TASK INSTRUCTIONS: Check every line of the entries below for the word "this", and copy the ones that have it.
— START OF DATA SHOWN —
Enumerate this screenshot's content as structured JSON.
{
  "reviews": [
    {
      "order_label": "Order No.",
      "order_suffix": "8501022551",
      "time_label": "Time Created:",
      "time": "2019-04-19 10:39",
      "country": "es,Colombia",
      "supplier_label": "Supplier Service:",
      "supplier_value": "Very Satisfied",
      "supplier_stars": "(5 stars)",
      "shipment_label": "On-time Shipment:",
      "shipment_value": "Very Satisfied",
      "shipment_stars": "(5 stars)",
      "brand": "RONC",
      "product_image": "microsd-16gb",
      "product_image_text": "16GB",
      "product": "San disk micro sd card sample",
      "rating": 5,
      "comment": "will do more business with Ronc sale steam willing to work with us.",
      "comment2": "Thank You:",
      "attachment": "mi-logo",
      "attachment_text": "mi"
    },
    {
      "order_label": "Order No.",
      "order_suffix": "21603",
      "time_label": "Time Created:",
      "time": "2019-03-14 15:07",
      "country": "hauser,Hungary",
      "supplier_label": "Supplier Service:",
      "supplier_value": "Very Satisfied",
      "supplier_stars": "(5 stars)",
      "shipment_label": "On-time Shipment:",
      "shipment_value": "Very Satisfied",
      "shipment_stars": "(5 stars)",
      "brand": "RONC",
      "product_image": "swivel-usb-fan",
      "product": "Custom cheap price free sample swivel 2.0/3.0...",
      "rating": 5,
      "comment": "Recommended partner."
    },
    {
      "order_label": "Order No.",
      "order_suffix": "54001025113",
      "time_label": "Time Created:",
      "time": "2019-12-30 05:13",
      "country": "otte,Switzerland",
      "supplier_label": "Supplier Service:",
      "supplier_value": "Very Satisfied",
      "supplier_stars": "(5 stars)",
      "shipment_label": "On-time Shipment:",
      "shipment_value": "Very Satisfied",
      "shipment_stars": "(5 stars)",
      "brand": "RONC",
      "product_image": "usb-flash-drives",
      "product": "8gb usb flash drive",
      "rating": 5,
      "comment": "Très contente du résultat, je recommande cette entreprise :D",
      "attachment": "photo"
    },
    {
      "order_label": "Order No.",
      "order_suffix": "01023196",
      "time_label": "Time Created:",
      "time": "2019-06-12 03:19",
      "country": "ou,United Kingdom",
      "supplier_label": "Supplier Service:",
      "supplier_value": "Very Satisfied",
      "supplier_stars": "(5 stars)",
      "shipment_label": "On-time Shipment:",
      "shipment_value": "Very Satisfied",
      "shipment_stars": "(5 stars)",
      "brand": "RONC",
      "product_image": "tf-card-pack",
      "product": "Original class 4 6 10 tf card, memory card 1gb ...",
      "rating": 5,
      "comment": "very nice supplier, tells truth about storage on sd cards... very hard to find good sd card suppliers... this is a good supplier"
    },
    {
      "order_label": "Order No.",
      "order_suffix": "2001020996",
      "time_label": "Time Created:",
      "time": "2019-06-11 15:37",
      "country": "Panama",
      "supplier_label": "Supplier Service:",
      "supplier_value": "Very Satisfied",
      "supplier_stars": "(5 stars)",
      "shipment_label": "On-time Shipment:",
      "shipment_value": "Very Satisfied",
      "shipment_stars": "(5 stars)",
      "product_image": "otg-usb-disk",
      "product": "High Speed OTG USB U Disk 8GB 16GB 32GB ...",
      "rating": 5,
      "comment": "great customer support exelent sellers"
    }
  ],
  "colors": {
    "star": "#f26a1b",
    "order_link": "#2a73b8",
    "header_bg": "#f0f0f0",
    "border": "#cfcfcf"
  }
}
— END OF DATA SHOWN —
EXERCISE RESPONSE:
Enumerate this screenshot's content as structured JSON.
      "comment": "very nice supplier, tells truth about storage on sd cards... very hard to find good sd card suppliers... this is a good supplier"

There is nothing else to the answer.